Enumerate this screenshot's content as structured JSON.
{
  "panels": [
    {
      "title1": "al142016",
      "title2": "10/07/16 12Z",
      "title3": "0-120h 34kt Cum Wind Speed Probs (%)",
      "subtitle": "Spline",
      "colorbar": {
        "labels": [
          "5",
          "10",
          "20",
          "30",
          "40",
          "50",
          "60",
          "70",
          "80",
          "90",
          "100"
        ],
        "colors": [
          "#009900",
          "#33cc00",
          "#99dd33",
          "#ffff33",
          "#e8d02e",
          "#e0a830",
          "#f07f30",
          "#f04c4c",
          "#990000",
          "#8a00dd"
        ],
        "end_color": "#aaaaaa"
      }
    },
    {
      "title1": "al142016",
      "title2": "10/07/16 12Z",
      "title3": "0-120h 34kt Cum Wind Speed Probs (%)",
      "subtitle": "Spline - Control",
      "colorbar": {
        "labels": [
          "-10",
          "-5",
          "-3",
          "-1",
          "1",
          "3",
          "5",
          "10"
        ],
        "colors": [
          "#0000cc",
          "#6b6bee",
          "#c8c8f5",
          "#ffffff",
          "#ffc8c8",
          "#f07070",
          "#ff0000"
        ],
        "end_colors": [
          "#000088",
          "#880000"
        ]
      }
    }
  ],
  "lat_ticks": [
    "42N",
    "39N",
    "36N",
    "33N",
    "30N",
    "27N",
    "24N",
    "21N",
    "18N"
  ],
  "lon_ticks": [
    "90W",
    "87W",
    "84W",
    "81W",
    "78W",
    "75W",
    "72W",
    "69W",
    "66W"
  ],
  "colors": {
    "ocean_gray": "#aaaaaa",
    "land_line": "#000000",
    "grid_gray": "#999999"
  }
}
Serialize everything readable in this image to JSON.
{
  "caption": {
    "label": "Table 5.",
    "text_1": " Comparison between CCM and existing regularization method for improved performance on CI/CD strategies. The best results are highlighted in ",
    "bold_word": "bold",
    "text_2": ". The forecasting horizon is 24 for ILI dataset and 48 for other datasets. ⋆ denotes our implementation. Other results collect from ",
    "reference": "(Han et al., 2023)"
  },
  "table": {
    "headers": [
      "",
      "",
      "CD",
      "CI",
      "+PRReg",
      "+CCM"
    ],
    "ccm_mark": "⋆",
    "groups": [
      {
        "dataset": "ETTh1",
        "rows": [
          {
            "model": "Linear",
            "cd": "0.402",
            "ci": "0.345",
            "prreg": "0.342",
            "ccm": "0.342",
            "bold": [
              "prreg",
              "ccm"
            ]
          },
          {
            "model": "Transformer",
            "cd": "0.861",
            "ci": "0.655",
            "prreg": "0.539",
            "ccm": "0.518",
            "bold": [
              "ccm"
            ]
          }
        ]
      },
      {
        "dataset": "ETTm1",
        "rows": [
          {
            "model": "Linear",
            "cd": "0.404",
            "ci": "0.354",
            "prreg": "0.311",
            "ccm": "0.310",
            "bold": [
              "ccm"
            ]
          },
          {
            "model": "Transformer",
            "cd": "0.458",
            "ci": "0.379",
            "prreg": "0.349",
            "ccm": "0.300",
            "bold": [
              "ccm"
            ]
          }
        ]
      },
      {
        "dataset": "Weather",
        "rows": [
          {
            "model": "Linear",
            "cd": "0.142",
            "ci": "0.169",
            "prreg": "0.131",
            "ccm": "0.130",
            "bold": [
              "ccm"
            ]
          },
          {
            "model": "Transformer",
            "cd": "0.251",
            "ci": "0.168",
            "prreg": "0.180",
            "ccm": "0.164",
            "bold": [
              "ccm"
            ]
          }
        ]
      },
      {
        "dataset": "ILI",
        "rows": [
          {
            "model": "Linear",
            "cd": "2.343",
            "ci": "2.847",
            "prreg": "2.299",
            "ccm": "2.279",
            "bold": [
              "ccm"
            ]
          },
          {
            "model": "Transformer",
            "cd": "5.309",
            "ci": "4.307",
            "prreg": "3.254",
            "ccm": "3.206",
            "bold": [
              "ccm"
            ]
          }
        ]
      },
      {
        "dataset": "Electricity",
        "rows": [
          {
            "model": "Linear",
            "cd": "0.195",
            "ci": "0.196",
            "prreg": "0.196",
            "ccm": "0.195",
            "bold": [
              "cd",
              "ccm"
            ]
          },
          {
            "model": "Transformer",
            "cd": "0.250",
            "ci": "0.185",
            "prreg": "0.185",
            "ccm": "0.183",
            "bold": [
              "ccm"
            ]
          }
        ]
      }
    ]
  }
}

> [Task to carry out] Reproduce the material above without altering a single character.

> [Answer below]
Enumerate this screenshot's content as structured JSON.
{
  "panels": [
    {
      "title1": "al142016",
      "title2": "10/07/16 12Z",
      "title3": "0-120h 34kt Cum Wind Speed Probs (%)",
      "subtitle": "Spline",
      "colorbar": {
        "labels": [
          "5",
          "10",
          "20",
          "30",
          "40",
          "50",
          "60",
          "70",
          "80",
          "90",
          "100"
        ],
        "colors": [
          "#009900",
          "#33cc00",
          "#99dd33",
          "#ffff33",
          "#e8d02e",
          "#e0a830",
          "#f07f30",
          "#f04c4c",
          "#990000",
          "#8a00dd"
        ],
        "end_color": "#aaaaaa"
      }
    },
    {
      "title1": "al142016",
      "title2": "10/07/16 12Z",
      "title3": "0-120h 34kt Cum Wind Speed Probs (%)",
      "subtitle": "Spline - Control",
      "colorbar": {
        "labels": [
          "-10",
          "-5",
          "-3",
          "-1",
          "1",
          "3",
          "5",
          "10"
        ],
        "colors": [
          "#0000cc",
          "#6b6bee",
          "#c8c8f5",
          "#ffffff",
          "#ffc8c8",
          "#f07070",
          "#ff0000"
        ],
        "end_colors": [
          "#000088",
          "#880000"
        ]
      }
    }
  ],
  "lat_ticks": [
    "42N",
    "39N",
    "36N",
    "33N",
    "30N",
    "27N",
    "24N",
    "21N",
    "18N"
  ],
  "lon_ticks": [
    "90W",
    "87W",
    "84W",
    "81W",
    "78W",
    "75W",
    "72W",
    "69W",
    "66W"
  ],
  "colors": {
    "ocean_gray": "#aaaaaa",
    "land_line": "#000000",
    "grid_gray": "#999999"
  }
}
Serialize everything readable in this image to JSON.
{
  "caption": {
    "label": "Table 5.",
    "text_1": " Comparison between CCM and existing regularization method for improved performance on CI/CD strategies. The best results are highlighted in ",
    "bold_word": "bold",
    "text_2": ". The forecasting horizon is 24 for ILI dataset and 48 for other datasets. ⋆ denotes our implementation. Other results collect from ",
    "reference": "(Han et al., 2023)"
  },
  "table": {
    "headers": [
      "",
      "",
      "CD",
      "CI",
      "+PRReg",
      "+CCM"
    ],
    "ccm_mark": "⋆",
    "groups": [
      {
        "dataset": "ETTh1",
        "rows": [
          {
            "model": "Linear",
            "cd": "0.402",
            "ci": "0.345",
            "prreg": "0.342",
            "ccm": "0.342",
            "bold": [
              "prreg",
              "ccm"
            ]
          },
          {
            "model": "Transformer",
            "cd": "0.861",
            "ci": "0.655",
            "prreg": "0.539",
            "ccm": "0.518",
            "bold": [
              "ccm"
            ]
          }
        ]
      },
      {
        "dataset": "ETTm1",
        "rows": [
          {
            "model": "Linear",
            "cd": "0.404",
            "ci": "0.354",
            "prreg": "0.311",
            "ccm": "0.310",
            "bold": [
              "ccm"
            ]
          },
          {
            "model": "Transformer",
            "cd": "0.458",
            "ci": "0.379",
            "prreg": "0.349",
            "ccm": "0.300",
            "bold": [
              "ccm"
            ]
          }
        ]
      },
      {
        "dataset": "Weather",
        "rows": [
          {
            "model": "Linear",
            "cd": "0.142",
            "ci": "0.169",
            "prreg": "0.131",
            "ccm": "0.130",
            "bold": [
              "ccm"
            ]
          },
          {
            "model": "Transformer",
            "cd": "0.251",
            "ci": "0.168",
            "prreg": "0.180",
            "ccm": "0.164",
            "bold": [
              "ccm"
            ]
          }
        ]
      },
      {
        "dataset": "ILI",
        "rows": [
          {
            "model": "Linear",
            "cd": "2.343",
            "ci": "2.847",
            "prreg": "2.299",
            "ccm": "2.279",
            "bold": [
              "ccm"
            ]
          },
          {
            "model": "Transformer",
            "cd": "5.309",
            "ci": "4.307",
            "prreg": "3.254",
            "ccm": "3.206",
            "bold": [
              "ccm"
            ]
          }
        ]
      },
      {
        "dataset": "Electricity",
        "rows": [
          {
            "model": "Linear",
            "cd": "0.195",
            "ci": "0.196",
            "prreg": "0.196",
            "ccm": "0.195",
            "bold": [
              "cd",
              "ccm"
            ]
          },
          {
            "model": "Transformer",
            "cd": "0.250",
            "ci": "0.185",
            "prreg": "0.185",
            "ccm": "0.183",
            "bold": [
              "ccm"
            ]
          }
        ]
      }
    ]
  }
}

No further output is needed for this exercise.